*TASK DESCRIPTION:* Copy the passage of the post on testing OTC pills between "The active ingredient has" and "liquid in beaker.", inclusive.

*TEXT SEGMENT:*
▶

SO I wanted to verify the active ingredient in some OTC pills.  The active ingredient is an HCl salt at 120mg / pill. Other ingredients are vegetable cellulose and stearic acid.  The pills weight 300mg each

The active ingredient has a solubility of 80g/100ml H2O so for every ml of water I can dissolve 800mg and has a melting point of 230-255 I believe.  Stearic acid, at the temp I’m using, 20C has negligible solubility at .003g/L of water.  Microcrystalline cellulose is totally insoluble in water. 

The water I’m using was de-ionized then filtered 3x with a very high efficiency activated charcoal filter.  It was then cooked under 2ATM of pressure and distilled from thee leaving pure water. 


I took 30 pills and smashed them in a mortar and pestel and emptied powder into a beaker.  I added 20ml of water to the beaker and 10ml to mortar to get any remnants and dipped pestel in it.  Poured liquid in beaker.

◀

*SUPPLIED ENTRIES:*

▶

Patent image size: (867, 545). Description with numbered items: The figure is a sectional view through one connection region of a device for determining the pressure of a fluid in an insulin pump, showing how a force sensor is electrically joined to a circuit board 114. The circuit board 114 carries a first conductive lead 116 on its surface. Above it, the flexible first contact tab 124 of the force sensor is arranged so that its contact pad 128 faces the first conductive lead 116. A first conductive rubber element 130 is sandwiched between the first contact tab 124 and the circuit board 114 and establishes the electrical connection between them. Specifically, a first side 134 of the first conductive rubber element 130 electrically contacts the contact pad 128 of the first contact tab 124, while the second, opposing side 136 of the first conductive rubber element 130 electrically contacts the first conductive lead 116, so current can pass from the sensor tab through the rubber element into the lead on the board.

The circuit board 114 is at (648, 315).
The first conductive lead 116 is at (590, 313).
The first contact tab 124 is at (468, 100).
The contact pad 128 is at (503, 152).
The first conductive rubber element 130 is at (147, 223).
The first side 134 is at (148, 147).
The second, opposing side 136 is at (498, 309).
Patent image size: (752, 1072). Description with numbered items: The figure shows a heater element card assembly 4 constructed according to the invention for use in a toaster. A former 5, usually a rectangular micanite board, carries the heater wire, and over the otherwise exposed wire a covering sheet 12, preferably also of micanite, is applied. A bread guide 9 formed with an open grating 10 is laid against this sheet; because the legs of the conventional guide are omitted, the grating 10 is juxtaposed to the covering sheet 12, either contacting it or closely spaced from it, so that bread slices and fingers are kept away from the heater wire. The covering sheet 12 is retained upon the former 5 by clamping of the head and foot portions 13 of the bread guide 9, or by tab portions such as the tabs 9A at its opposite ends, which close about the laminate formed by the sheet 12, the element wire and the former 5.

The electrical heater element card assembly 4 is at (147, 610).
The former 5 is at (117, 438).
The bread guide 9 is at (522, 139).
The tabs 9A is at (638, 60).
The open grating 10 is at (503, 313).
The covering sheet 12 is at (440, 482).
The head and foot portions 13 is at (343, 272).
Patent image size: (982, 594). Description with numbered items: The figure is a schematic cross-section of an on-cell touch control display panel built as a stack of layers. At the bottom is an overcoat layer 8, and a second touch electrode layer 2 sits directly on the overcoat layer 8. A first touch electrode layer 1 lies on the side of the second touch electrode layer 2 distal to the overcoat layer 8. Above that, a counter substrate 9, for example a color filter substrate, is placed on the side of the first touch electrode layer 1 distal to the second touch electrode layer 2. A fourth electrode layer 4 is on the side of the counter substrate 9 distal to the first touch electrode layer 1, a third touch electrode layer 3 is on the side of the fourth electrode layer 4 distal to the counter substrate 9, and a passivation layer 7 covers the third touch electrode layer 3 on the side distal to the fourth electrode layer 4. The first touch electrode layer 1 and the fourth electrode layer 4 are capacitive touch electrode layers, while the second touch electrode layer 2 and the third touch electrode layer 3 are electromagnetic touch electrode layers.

◀

*EXERCISE RESPONSE:*
The active ingredient has a solubility of 80g/100ml H2O so for every ml of water I can dissolve 800mg and has a melting point of 230-255 I believe.  Stearic acid, at the temp I’m using, 20C has negligible solubility at .003g/L of water.  Microcrystalline cellulose is totally insoluble in water. 

The water I’m using was de-ionized then filtered 3x with a very high efficiency activated charcoal filter.  It was then cooked under 2ATM of pressure and distilled from thee leaving pure water. 


I took 30 pills and smashed them in a mortar and pestel and emptied powder into a beaker.  I added 20ml of water to the beaker and 10ml to mortar to get any remnants and dipped pestel in it.  Poured liquid in beaker.